> _Task goal_
Reproduce the following lines word for word, leaving out the pictures.

=-=-=

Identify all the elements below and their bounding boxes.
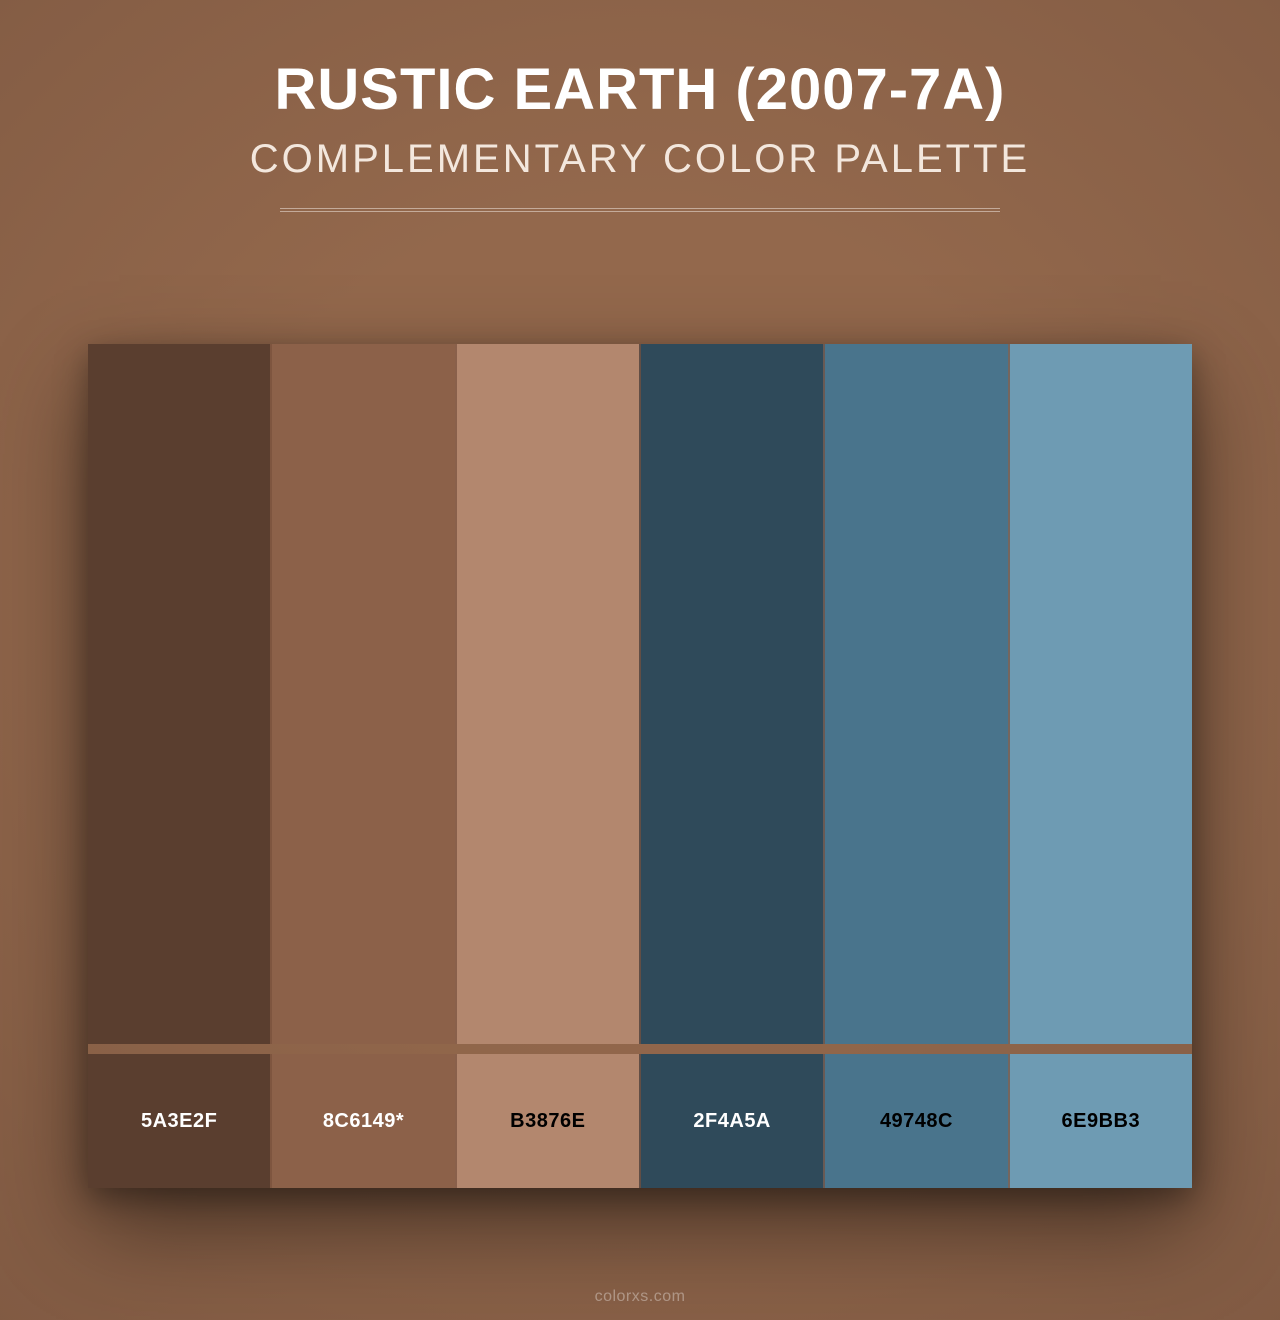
label-row: 5A3E2F 8C6149* B3876E 2F4A5A 49748C 6E9B… [88, 1054, 1192, 1188]
attribution: colorxs.com [595, 1288, 686, 1306]
swatch-row [88, 344, 1192, 1044]
page-subtitle: COMPLEMENTARY COLOR PALETTE [250, 137, 1030, 182]
swatch-4 [823, 344, 1007, 1044]
swatch-label-2: B3876E [455, 1054, 639, 1188]
swatch-3 [639, 344, 823, 1044]
swatch-label-3: 2F4A5A [639, 1054, 823, 1188]
page-title: RUSTIC EARTH (2007-7A) [275, 56, 1006, 123]
swatch-1 [270, 344, 454, 1044]
header-divider [280, 208, 1000, 212]
swatch-5 [1008, 344, 1192, 1044]
palette: 5A3E2F 8C6149* B3876E 2F4A5A 49748C 6E9B… [88, 344, 1192, 1188]
swatch-label-4: 49748C [823, 1054, 1007, 1188]
swatch-2 [455, 344, 639, 1044]
content: RUSTIC EARTH (2007-7A) COMPLEMENTARY COL… [0, 0, 1280, 1320]
swatch-0 [88, 344, 270, 1044]
swatch-label-0: 5A3E2F [88, 1054, 270, 1188]
swatch-label-1: 8C6149* [270, 1054, 454, 1188]
swatch-label-5: 6E9BB3 [1008, 1054, 1192, 1188]
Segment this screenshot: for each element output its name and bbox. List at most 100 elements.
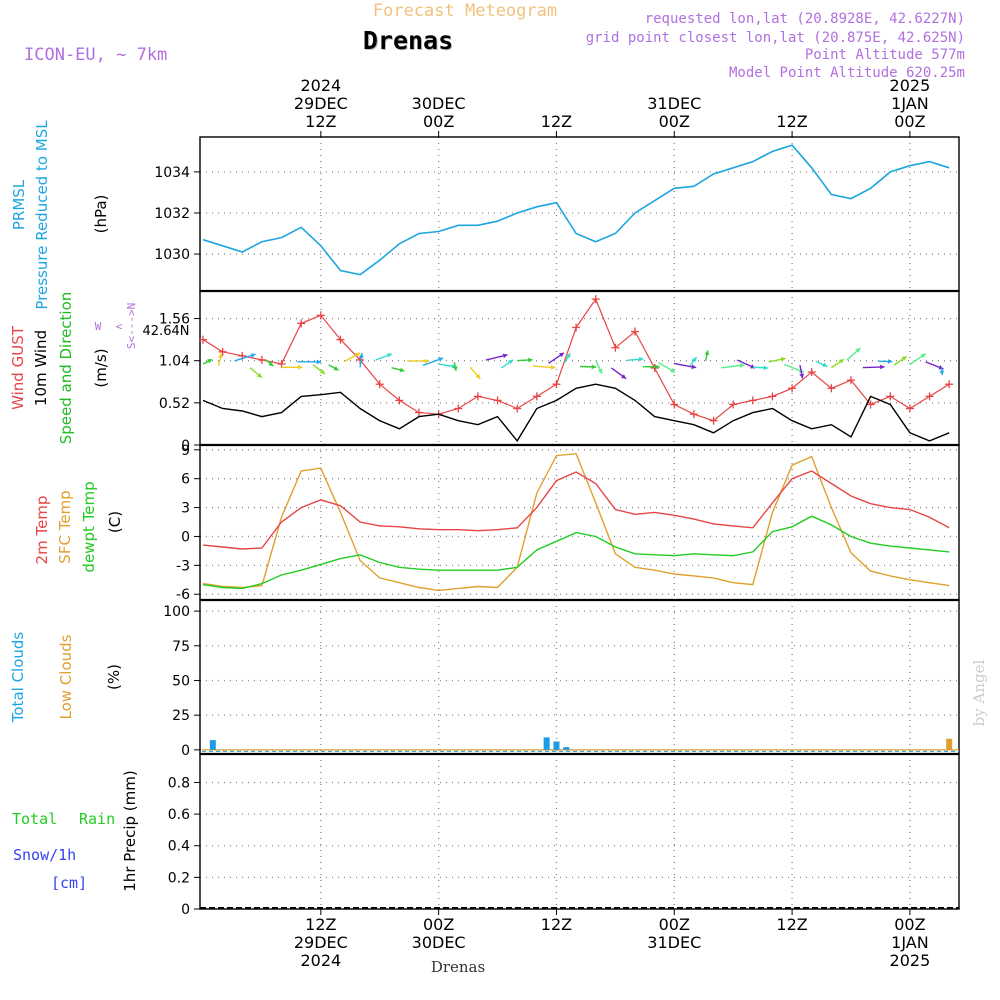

=-=-=

> _Expected output_
Identify all the elements below and their bounding boxes.
label-row: 5A3E2F 8C6149* B3876E 2F4A5A 49748C 6E9B… [88, 1054, 1192, 1188]
attribution: colorxs.com [595, 1288, 686, 1306]
swatch-row [88, 344, 1192, 1044]
page-subtitle: COMPLEMENTARY COLOR PALETTE [250, 137, 1030, 182]
swatch-4 [823, 344, 1007, 1044]
swatch-label-2: B3876E [455, 1054, 639, 1188]
swatch-3 [639, 344, 823, 1044]
swatch-label-3: 2F4A5A [639, 1054, 823, 1188]
page-title: RUSTIC EARTH (2007-7A) [275, 56, 1006, 123]
swatch-1 [270, 344, 454, 1044]
header-divider [280, 208, 1000, 212]
swatch-5 [1008, 344, 1192, 1044]
palette: 5A3E2F 8C6149* B3876E 2F4A5A 49748C 6E9B… [88, 344, 1192, 1188]
swatch-label-4: 49748C [823, 1054, 1007, 1188]
swatch-2 [455, 344, 639, 1044]
content: RUSTIC EARTH (2007-7A) COMPLEMENTARY COL… [0, 0, 1280, 1320]
swatch-0 [88, 344, 270, 1044]
swatch-label-0: 5A3E2F [88, 1054, 270, 1188]
swatch-label-1: 8C6149* [270, 1054, 454, 1188]
swatch-label-5: 6E9BB3 [1008, 1054, 1192, 1188]
Segment this screenshot: for each element output its name and bbox. List at most 100 elements.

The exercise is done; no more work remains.